**Do this**: Tally every line of the listing where the string "bezpośredniej" is found, and state the total alone.

Dataset records:
━━━━━━━━━━━━━━━━

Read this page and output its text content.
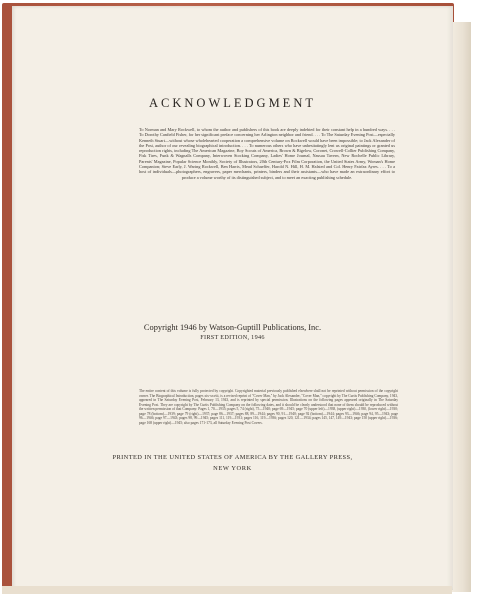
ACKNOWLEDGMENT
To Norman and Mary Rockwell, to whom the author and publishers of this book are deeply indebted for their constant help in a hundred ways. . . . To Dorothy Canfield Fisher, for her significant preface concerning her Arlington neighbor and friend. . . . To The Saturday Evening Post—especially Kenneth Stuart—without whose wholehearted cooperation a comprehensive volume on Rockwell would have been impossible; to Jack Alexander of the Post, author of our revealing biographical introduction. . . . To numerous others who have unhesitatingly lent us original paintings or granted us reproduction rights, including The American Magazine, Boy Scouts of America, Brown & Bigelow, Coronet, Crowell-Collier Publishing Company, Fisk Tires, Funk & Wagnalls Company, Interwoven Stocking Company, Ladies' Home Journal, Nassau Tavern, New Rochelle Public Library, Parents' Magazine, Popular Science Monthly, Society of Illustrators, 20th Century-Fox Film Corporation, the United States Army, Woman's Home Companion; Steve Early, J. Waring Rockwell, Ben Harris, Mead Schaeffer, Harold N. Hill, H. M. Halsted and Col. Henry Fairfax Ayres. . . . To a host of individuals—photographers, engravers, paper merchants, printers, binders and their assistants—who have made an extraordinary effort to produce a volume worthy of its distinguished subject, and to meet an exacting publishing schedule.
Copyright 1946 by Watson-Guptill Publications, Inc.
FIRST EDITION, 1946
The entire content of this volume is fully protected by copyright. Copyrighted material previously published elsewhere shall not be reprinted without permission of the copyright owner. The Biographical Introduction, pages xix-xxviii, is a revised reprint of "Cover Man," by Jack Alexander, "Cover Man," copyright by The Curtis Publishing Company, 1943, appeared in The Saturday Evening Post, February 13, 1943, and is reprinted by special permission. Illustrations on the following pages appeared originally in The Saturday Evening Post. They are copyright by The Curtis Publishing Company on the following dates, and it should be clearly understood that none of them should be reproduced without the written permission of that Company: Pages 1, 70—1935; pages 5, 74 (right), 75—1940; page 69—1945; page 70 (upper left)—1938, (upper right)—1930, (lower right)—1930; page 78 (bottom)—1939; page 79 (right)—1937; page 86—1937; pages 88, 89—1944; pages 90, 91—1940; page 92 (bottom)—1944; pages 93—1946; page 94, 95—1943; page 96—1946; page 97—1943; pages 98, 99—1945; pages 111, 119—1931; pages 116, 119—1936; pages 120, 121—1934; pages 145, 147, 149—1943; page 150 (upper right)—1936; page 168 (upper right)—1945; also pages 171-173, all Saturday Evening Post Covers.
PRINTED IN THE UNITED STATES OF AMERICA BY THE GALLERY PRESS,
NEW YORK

━━━━━━━━━━━━━━━━

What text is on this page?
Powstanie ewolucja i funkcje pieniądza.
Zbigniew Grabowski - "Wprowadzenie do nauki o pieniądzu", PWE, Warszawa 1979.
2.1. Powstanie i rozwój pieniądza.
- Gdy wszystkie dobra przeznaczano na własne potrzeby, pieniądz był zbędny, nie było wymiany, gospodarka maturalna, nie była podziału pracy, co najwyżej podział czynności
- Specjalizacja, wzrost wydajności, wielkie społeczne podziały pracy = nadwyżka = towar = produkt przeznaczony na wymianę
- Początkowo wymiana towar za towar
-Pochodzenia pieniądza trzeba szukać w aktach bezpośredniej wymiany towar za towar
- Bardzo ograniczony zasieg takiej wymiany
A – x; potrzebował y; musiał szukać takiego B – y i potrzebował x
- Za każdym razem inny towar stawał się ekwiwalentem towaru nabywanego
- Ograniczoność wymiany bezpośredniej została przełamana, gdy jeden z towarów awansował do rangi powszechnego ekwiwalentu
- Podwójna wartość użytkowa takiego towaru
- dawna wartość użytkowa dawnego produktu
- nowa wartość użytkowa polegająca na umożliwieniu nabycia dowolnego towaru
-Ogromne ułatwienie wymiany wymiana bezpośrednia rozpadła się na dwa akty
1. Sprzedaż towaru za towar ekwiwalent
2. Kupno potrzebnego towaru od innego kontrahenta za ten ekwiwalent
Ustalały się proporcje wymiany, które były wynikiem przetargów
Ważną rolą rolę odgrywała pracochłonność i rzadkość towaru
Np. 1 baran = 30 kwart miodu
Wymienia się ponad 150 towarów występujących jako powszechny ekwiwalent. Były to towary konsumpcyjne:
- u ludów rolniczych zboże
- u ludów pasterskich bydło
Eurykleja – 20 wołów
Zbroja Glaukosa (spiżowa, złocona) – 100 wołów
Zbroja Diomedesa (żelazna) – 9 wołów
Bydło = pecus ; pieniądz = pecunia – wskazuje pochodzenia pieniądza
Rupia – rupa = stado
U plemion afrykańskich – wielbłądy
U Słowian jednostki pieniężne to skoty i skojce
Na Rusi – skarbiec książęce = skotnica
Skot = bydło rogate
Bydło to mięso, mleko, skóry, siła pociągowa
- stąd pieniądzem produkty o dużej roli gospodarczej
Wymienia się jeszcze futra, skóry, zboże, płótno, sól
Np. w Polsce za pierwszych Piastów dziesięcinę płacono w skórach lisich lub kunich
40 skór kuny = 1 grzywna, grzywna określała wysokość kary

━━━━━━━━━━━━━━━━

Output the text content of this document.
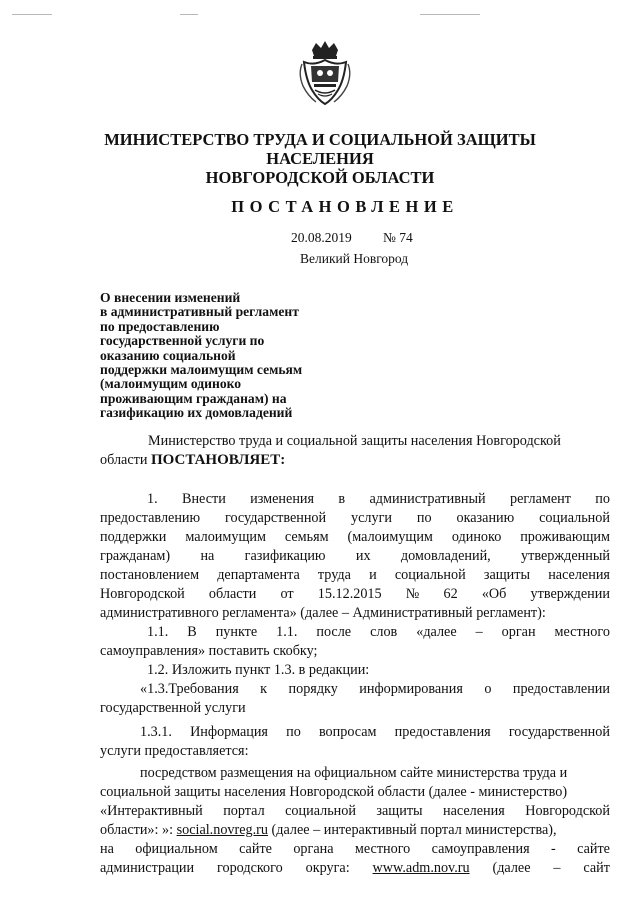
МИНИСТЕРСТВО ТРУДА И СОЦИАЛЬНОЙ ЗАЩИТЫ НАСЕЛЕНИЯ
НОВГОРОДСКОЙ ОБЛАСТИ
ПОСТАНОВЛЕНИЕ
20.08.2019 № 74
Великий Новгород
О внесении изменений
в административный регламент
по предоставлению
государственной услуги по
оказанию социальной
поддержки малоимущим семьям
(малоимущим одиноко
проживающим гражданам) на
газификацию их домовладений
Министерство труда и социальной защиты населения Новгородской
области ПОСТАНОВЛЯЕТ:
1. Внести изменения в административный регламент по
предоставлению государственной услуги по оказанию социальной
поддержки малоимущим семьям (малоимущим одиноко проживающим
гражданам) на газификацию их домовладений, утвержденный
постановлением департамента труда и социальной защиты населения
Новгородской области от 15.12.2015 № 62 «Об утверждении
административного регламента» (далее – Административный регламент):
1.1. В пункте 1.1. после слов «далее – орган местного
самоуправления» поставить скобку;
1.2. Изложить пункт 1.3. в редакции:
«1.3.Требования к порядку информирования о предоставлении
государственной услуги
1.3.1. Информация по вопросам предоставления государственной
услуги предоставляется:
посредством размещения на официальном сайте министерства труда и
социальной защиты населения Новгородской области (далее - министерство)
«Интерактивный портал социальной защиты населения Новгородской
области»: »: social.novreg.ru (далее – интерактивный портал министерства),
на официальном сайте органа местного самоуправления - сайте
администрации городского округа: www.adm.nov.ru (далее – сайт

━━━━━━━━━━━━━━━━

**The output**: 2